⟨

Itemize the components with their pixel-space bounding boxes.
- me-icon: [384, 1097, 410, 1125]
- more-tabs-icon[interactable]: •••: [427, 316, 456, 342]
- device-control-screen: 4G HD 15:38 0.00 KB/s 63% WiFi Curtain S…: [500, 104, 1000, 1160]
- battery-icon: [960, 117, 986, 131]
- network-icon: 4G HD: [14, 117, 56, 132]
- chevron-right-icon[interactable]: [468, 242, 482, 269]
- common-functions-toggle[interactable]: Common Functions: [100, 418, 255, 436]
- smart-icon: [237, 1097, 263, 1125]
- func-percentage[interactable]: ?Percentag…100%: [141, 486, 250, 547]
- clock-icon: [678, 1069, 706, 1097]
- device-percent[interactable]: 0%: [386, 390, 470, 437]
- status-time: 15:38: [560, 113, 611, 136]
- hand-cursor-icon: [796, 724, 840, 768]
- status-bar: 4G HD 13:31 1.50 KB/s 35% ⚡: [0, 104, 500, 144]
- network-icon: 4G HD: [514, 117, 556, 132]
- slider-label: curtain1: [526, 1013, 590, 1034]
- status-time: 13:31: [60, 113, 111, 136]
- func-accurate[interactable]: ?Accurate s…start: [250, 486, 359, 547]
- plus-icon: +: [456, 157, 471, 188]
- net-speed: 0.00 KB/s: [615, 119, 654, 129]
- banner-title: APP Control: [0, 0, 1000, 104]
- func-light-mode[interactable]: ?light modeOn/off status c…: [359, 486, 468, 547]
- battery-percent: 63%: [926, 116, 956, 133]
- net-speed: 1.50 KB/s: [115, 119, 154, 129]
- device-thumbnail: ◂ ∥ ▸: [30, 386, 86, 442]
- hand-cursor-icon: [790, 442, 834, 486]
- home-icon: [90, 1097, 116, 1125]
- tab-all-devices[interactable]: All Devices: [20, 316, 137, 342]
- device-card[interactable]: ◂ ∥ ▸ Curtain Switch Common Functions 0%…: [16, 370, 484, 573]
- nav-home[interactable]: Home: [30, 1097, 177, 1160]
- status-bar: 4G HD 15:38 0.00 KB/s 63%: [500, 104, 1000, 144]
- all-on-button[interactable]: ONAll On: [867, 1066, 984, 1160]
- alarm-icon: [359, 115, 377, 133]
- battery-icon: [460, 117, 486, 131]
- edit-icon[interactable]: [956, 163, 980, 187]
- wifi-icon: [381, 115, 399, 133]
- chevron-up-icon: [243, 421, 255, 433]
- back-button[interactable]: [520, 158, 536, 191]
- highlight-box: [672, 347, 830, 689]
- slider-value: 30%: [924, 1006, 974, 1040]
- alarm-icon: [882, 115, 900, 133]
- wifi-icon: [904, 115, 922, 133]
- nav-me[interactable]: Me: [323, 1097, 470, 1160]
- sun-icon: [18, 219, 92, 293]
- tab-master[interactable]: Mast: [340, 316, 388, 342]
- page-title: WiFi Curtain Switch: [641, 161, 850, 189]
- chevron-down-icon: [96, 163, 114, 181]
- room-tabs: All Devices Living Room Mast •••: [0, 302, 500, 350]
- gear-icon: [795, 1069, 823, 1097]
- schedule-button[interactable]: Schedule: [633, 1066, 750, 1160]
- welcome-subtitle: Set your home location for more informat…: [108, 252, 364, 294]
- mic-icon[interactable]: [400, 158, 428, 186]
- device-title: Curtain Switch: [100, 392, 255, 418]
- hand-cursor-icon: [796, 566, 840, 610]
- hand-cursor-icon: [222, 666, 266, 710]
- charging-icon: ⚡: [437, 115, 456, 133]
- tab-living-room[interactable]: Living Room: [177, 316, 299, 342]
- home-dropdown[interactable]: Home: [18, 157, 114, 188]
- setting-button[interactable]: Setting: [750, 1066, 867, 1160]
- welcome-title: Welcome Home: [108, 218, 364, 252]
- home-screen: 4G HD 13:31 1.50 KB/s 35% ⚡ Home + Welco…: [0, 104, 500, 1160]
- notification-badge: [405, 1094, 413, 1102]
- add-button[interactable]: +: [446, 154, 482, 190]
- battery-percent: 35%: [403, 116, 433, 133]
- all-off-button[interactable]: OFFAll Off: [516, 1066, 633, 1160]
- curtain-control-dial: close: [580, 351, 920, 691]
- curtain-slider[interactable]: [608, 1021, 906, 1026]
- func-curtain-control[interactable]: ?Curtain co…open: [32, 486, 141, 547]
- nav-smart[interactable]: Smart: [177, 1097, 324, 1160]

⟩

→ What is asked: Rewrite the records with every "hand-cursor-icon" changed to "pointer-icon", keeping everything else the same.

→ In response:
Itemize the components with their pixel-space bounding boxes.
- me-icon: [384, 1097, 410, 1125]
- more-tabs-icon[interactable]: •••: [427, 316, 456, 342]
- device-control-screen: 4G HD 15:38 0.00 KB/s 63% WiFi Curtain S…: [500, 104, 1000, 1160]
- battery-icon: [960, 117, 986, 131]
- network-icon: 4G HD: [14, 117, 56, 132]
- chevron-right-icon[interactable]: [468, 242, 482, 269]
- common-functions-toggle[interactable]: Common Functions: [100, 418, 255, 436]
- smart-icon: [237, 1097, 263, 1125]
- func-percentage[interactable]: ?Percentag…100%: [141, 486, 250, 547]
- clock-icon: [678, 1069, 706, 1097]
- device-percent[interactable]: 0%: [386, 390, 470, 437]
- status-time: 15:38: [560, 113, 611, 136]
- pointer-icon: [796, 724, 840, 768]
- status-bar: 4G HD 13:31 1.50 KB/s 35% ⚡: [0, 104, 500, 144]
- network-icon: 4G HD: [514, 117, 556, 132]
- slider-label: curtain1: [526, 1013, 590, 1034]
- status-time: 13:31: [60, 113, 111, 136]
- func-accurate[interactable]: ?Accurate s…start: [250, 486, 359, 547]
- plus-icon: +: [456, 157, 471, 188]
- net-speed: 0.00 KB/s: [615, 119, 654, 129]
- banner-title: APP Control: [0, 0, 1000, 104]
- func-light-mode[interactable]: ?light modeOn/off status c…: [359, 486, 468, 547]
- battery-percent: 63%: [926, 116, 956, 133]
- net-speed: 1.50 KB/s: [115, 119, 154, 129]
- device-thumbnail: ◂ ∥ ▸: [30, 386, 86, 442]
- pointer-icon: [790, 442, 834, 486]
- home-icon: [90, 1097, 116, 1125]
- tab-all-devices[interactable]: All Devices: [20, 316, 137, 342]
- device-card[interactable]: ◂ ∥ ▸ Curtain Switch Common Functions 0%…: [16, 370, 484, 573]
- nav-home[interactable]: Home: [30, 1097, 177, 1160]
- status-bar: 4G HD 15:38 0.00 KB/s 63%: [500, 104, 1000, 144]
- all-on-button[interactable]: ONAll On: [867, 1066, 984, 1160]
- alarm-icon: [359, 115, 377, 133]
- battery-icon: [460, 117, 486, 131]
- edit-icon[interactable]: [956, 163, 980, 187]
- wifi-icon: [381, 115, 399, 133]
- chevron-up-icon: [243, 421, 255, 433]
- back-button[interactable]: [520, 158, 536, 191]
- highlight-box: [672, 347, 830, 689]
- slider-value: 30%: [924, 1006, 974, 1040]
- alarm-icon: [882, 115, 900, 133]
- wifi-icon: [904, 115, 922, 133]
- nav-me[interactable]: Me: [323, 1097, 470, 1160]
- sun-icon: [18, 219, 92, 293]
- tab-master[interactable]: Mast: [340, 316, 388, 342]
- page-title: WiFi Curtain Switch: [641, 161, 850, 189]
- chevron-down-icon: [96, 163, 114, 181]
- room-tabs: All Devices Living Room Mast •••: [0, 302, 500, 350]
- gear-icon: [795, 1069, 823, 1097]
- schedule-button[interactable]: Schedule: [633, 1066, 750, 1160]
- welcome-subtitle: Set your home location for more informat…: [108, 252, 364, 294]
- mic-icon[interactable]: [400, 158, 428, 186]
- device-title: Curtain Switch: [100, 392, 255, 418]
- pointer-icon: [796, 566, 840, 610]
- pointer-icon: [222, 666, 266, 710]
- charging-icon: ⚡: [437, 115, 456, 133]
- tab-living-room[interactable]: Living Room: [177, 316, 299, 342]
- home-dropdown[interactable]: Home: [18, 157, 114, 188]
- setting-button[interactable]: Setting: [750, 1066, 867, 1160]
- welcome-title: Welcome Home: [108, 218, 364, 252]
- home-screen: 4G HD 13:31 1.50 KB/s 35% ⚡ Home + Welco…: [0, 104, 500, 1160]
- notification-badge: [405, 1094, 413, 1102]
- add-button[interactable]: +: [446, 154, 482, 190]
- battery-percent: 35%: [403, 116, 433, 133]
- all-off-button[interactable]: OFFAll Off: [516, 1066, 633, 1160]
- curtain-control-dial: close: [580, 351, 920, 691]
- curtain-slider[interactable]: [608, 1021, 906, 1026]
- func-curtain-control[interactable]: ?Curtain co…open: [32, 486, 141, 547]
- nav-smart[interactable]: Smart: [177, 1097, 324, 1160]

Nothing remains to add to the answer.